▸ **Material for this exercise**
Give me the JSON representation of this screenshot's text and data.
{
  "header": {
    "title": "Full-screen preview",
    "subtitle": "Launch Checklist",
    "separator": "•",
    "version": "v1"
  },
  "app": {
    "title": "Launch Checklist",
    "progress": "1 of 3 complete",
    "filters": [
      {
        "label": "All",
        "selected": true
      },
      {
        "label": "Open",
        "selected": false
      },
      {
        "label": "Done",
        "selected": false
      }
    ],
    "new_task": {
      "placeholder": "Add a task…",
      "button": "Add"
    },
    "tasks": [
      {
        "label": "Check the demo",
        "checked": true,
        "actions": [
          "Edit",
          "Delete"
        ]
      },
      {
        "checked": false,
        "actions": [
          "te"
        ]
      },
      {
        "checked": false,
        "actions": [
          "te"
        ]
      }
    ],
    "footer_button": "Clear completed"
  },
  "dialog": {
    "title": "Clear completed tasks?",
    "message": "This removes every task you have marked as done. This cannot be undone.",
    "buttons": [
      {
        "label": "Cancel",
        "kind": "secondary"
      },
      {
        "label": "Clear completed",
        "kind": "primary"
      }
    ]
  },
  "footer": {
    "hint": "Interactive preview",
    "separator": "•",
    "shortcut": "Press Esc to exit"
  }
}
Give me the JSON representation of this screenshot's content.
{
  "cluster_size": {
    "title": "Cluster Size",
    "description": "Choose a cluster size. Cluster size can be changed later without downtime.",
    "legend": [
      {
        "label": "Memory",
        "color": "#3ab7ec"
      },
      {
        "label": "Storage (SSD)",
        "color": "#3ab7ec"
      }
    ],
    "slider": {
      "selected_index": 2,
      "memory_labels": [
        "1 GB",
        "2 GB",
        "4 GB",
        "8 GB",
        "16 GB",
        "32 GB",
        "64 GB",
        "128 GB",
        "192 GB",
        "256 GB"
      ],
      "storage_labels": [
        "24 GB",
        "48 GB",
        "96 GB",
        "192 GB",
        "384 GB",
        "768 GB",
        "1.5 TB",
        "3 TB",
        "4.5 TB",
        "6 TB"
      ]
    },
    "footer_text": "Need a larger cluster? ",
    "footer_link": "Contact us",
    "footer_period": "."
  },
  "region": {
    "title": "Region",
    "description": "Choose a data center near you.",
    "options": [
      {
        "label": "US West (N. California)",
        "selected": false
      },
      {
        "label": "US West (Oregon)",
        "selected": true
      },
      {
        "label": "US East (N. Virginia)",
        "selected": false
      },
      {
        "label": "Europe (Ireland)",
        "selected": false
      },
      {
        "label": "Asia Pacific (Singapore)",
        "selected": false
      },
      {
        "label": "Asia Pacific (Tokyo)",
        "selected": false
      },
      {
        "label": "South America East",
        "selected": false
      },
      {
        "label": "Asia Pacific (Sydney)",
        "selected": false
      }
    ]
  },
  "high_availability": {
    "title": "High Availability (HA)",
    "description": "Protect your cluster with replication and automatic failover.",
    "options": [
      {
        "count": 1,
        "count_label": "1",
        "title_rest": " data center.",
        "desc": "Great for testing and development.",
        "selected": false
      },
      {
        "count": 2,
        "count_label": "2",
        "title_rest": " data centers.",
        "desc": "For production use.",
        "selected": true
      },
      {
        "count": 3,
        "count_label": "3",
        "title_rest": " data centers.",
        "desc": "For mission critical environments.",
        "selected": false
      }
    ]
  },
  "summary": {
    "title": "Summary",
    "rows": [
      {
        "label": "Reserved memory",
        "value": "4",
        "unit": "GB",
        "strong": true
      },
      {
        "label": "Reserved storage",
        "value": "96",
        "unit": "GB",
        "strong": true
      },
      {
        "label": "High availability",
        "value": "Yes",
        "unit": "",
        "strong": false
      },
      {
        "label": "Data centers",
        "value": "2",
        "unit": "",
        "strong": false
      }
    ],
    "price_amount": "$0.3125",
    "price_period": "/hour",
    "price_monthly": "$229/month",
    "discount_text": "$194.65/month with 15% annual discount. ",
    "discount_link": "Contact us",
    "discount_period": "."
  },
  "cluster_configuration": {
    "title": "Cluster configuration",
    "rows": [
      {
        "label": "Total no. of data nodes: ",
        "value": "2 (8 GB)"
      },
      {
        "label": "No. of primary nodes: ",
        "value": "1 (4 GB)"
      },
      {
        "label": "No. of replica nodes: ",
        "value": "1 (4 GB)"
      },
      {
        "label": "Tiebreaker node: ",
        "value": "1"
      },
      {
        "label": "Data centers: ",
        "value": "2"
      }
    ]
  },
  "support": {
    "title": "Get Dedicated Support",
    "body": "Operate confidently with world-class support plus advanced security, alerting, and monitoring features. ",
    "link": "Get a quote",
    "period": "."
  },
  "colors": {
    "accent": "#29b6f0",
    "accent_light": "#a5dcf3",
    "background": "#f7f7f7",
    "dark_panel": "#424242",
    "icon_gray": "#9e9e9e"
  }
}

▸ **Direction**
Print every record exactly as it was given.

▸ **Problem solution**
Give me the JSON representation of this screenshot's text and data.
{
  "header": {
    "title": "Full-screen preview",
    "subtitle": "Launch Checklist",
    "separator": "•",
    "version": "v1"
  },
  "app": {
    "title": "Launch Checklist",
    "progress": "1 of 3 complete",
    "filters": [
      {
        "label": "All",
        "selected": true
      },
      {
        "label": "Open",
        "selected": false
      },
      {
        "label": "Done",
        "selected": false
      }
    ],
    "new_task": {
      "placeholder": "Add a task…",
      "button": "Add"
    },
    "tasks": [
      {
        "label": "Check the demo",
        "checked": true,
        "actions": [
          "Edit",
          "Delete"
        ]
      },
      {
        "checked": false,
        "actions": [
          "te"
        ]
      },
      {
        "checked": false,
        "actions": [
          "te"
        ]
      }
    ],
    "footer_button": "Clear completed"
  },
  "dialog": {
    "title": "Clear completed tasks?",
    "message": "This removes every task you have marked as done. This cannot be undone.",
    "buttons": [
      {
        "label": "Cancel",
        "kind": "secondary"
      },
      {
        "label": "Clear completed",
        "kind": "primary"
      }
    ]
  },
  "footer": {
    "hint": "Interactive preview",
    "separator": "•",
    "shortcut": "Press Esc to exit"
  }
}
Give me the JSON representation of this screenshot's content.
{
  "cluster_size": {
    "title": "Cluster Size",
    "description": "Choose a cluster size. Cluster size can be changed later without downtime.",
    "legend": [
      {
        "label": "Memory",
        "color": "#3ab7ec"
      },
      {
        "label": "Storage (SSD)",
        "color": "#3ab7ec"
      }
    ],
    "slider": {
      "selected_index": 2,
      "memory_labels": [
        "1 GB",
        "2 GB",
        "4 GB",
        "8 GB",
        "16 GB",
        "32 GB",
        "64 GB",
        "128 GB",
        "192 GB",
        "256 GB"
      ],
      "storage_labels": [
        "24 GB",
        "48 GB",
        "96 GB",
        "192 GB",
        "384 GB",
        "768 GB",
        "1.5 TB",
        "3 TB",
        "4.5 TB",
        "6 TB"
      ]
    },
    "footer_text": "Need a larger cluster? ",
    "footer_link": "Contact us",
    "footer_period": "."
  },
  "region": {
    "title": "Region",
    "description": "Choose a data center near you.",
    "options": [
      {
        "label": "US West (N. California)",
        "selected": false
      },
      {
        "label": "US West (Oregon)",
        "selected": true
      },
      {
        "label": "US East (N. Virginia)",
        "selected": false
      },
      {
        "label": "Europe (Ireland)",
        "selected": false
      },
      {
        "label": "Asia Pacific (Singapore)",
        "selected": false
      },
      {
        "label": "Asia Pacific (Tokyo)",
        "selected": false
      },
      {
        "label": "South America East",
        "selected": false
      },
      {
        "label": "Asia Pacific (Sydney)",
        "selected": false
      }
    ]
  },
  "high_availability": {
    "title": "High Availability (HA)",
    "description": "Protect your cluster with replication and automatic failover.",
    "options": [
      {
        "count": 1,
        "count_label": "1",
        "title_rest": " data center.",
        "desc": "Great for testing and development.",
        "selected": false
      },
      {
        "count": 2,
        "count_label": "2",
        "title_rest": " data centers.",
        "desc": "For production use.",
        "selected": true
      },
      {
        "count": 3,
        "count_label": "3",
        "title_rest": " data centers.",
        "desc": "For mission critical environments.",
        "selected": false
      }
    ]
  },
  "summary": {
    "title": "Summary",
    "rows": [
      {
        "label": "Reserved memory",
        "value": "4",
        "unit": "GB",
        "strong": true
      },
      {
        "label": "Reserved storage",
        "value": "96",
        "unit": "GB",
        "strong": true
      },
      {
        "label": "High availability",
        "value": "Yes",
        "unit": "",
        "strong": false
      },
      {
        "label": "Data centers",
        "value": "2",
        "unit": "",
        "strong": false
      }
    ],
    "price_amount": "$0.3125",
    "price_period": "/hour",
    "price_monthly": "$229/month",
    "discount_text": "$194.65/month with 15% annual discount. ",
    "discount_link": "Contact us",
    "discount_period": "."
  },
  "cluster_configuration": {
    "title": "Cluster configuration",
    "rows": [
      {
        "label": "Total no. of data nodes: ",
        "value": "2 (8 GB)"
      },
      {
        "label": "No. of primary nodes: ",
        "value": "1 (4 GB)"
      },
      {
        "label": "No. of replica nodes: ",
        "value": "1 (4 GB)"
      },
      {
        "label": "Tiebreaker node: ",
        "value": "1"
      },
      {
        "label": "Data centers: ",
        "value": "2"
      }
    ]
  },
  "support": {
    "title": "Get Dedicated Support",
    "body": "Operate confidently with world-class support plus advanced security, alerting, and monitoring features. ",
    "link": "Get a quote",
    "period": "."
  },
  "colors": {
    "accent": "#29b6f0",
    "accent_light": "#a5dcf3",
    "background": "#f7f7f7",
    "dark_panel": "#424242",
    "icon_gray": "#9e9e9e"
  }
}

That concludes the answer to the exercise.